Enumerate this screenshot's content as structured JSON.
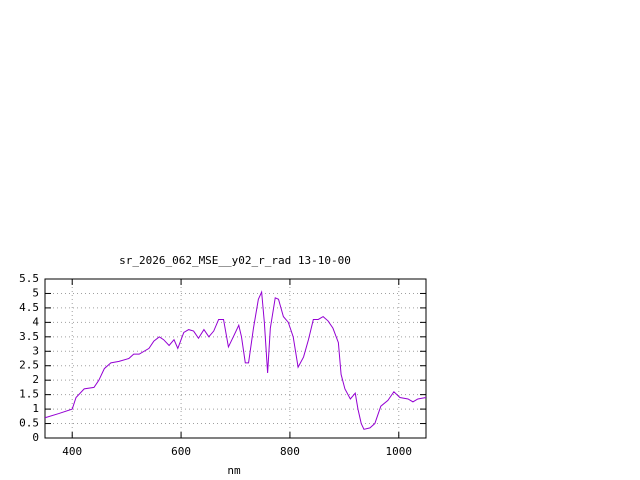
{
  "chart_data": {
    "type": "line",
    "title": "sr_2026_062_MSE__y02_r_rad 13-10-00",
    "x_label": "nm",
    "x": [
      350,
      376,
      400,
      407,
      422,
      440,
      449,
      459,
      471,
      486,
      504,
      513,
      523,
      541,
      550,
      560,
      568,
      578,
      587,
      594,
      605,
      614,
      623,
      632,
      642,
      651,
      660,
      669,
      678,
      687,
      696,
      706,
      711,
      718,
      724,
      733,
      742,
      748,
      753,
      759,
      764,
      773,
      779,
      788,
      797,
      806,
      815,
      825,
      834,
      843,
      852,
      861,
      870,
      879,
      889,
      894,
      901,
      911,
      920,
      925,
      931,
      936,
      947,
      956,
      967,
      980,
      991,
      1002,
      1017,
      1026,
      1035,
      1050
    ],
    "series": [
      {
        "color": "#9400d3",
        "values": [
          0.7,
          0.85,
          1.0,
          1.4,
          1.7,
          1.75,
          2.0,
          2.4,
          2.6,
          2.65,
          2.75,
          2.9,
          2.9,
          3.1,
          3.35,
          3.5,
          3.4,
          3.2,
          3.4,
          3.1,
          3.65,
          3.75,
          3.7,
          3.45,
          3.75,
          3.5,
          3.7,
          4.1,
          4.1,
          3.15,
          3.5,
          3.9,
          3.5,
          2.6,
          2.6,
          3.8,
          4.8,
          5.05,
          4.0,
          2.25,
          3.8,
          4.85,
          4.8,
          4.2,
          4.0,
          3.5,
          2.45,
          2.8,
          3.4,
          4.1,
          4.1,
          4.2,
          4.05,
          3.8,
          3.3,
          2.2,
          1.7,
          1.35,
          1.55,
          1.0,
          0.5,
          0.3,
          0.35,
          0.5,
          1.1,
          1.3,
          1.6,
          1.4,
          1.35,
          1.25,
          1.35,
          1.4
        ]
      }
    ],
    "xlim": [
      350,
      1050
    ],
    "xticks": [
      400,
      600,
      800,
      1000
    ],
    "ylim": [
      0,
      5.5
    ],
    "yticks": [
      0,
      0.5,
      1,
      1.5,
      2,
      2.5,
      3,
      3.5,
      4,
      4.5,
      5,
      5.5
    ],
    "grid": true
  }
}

### THE EXERCISE
Pictures excluded, quote all the data above exactly.

### EXERCISE OUTPUT
Enumerate this screenshot's content as structured JSON.
{
  "chart_data": {
    "type": "line",
    "title": "sr_2026_062_MSE__y02_r_rad 13-10-00",
    "x_label": "nm",
    "x": [
      350,
      376,
      400,
      407,
      422,
      440,
      449,
      459,
      471,
      486,
      504,
      513,
      523,
      541,
      550,
      560,
      568,
      578,
      587,
      594,
      605,
      614,
      623,
      632,
      642,
      651,
      660,
      669,
      678,
      687,
      696,
      706,
      711,
      718,
      724,
      733,
      742,
      748,
      753,
      759,
      764,
      773,
      779,
      788,
      797,
      806,
      815,
      825,
      834,
      843,
      852,
      861,
      870,
      879,
      889,
      894,
      901,
      911,
      920,
      925,
      931,
      936,
      947,
      956,
      967,
      980,
      991,
      1002,
      1017,
      1026,
      1035,
      1050
    ],
    "series": [
      {
        "color": "#9400d3",
        "values": [
          0.7,
          0.85,
          1.0,
          1.4,
          1.7,
          1.75,
          2.0,
          2.4,
          2.6,
          2.65,
          2.75,
          2.9,
          2.9,
          3.1,
          3.35,
          3.5,
          3.4,
          3.2,
          3.4,
          3.1,
          3.65,
          3.75,
          3.7,
          3.45,
          3.75,
          3.5,
          3.7,
          4.1,
          4.1,
          3.15,
          3.5,
          3.9,
          3.5,
          2.6,
          2.6,
          3.8,
          4.8,
          5.05,
          4.0,
          2.25,
          3.8,
          4.85,
          4.8,
          4.2,
          4.0,
          3.5,
          2.45,
          2.8,
          3.4,
          4.1,
          4.1,
          4.2,
          4.05,
          3.8,
          3.3,
          2.2,
          1.7,
          1.35,
          1.55,
          1.0,
          0.5,
          0.3,
          0.35,
          0.5,
          1.1,
          1.3,
          1.6,
          1.4,
          1.35,
          1.25,
          1.35,
          1.4
        ]
      }
    ],
    "xlim": [
      350,
      1050
    ],
    "xticks": [
      400,
      600,
      800,
      1000
    ],
    "ylim": [
      0,
      5.5
    ],
    "yticks": [
      0,
      0.5,
      1,
      1.5,
      2,
      2.5,
      3,
      3.5,
      4,
      4.5,
      5,
      5.5
    ],
    "grid": true
  }
}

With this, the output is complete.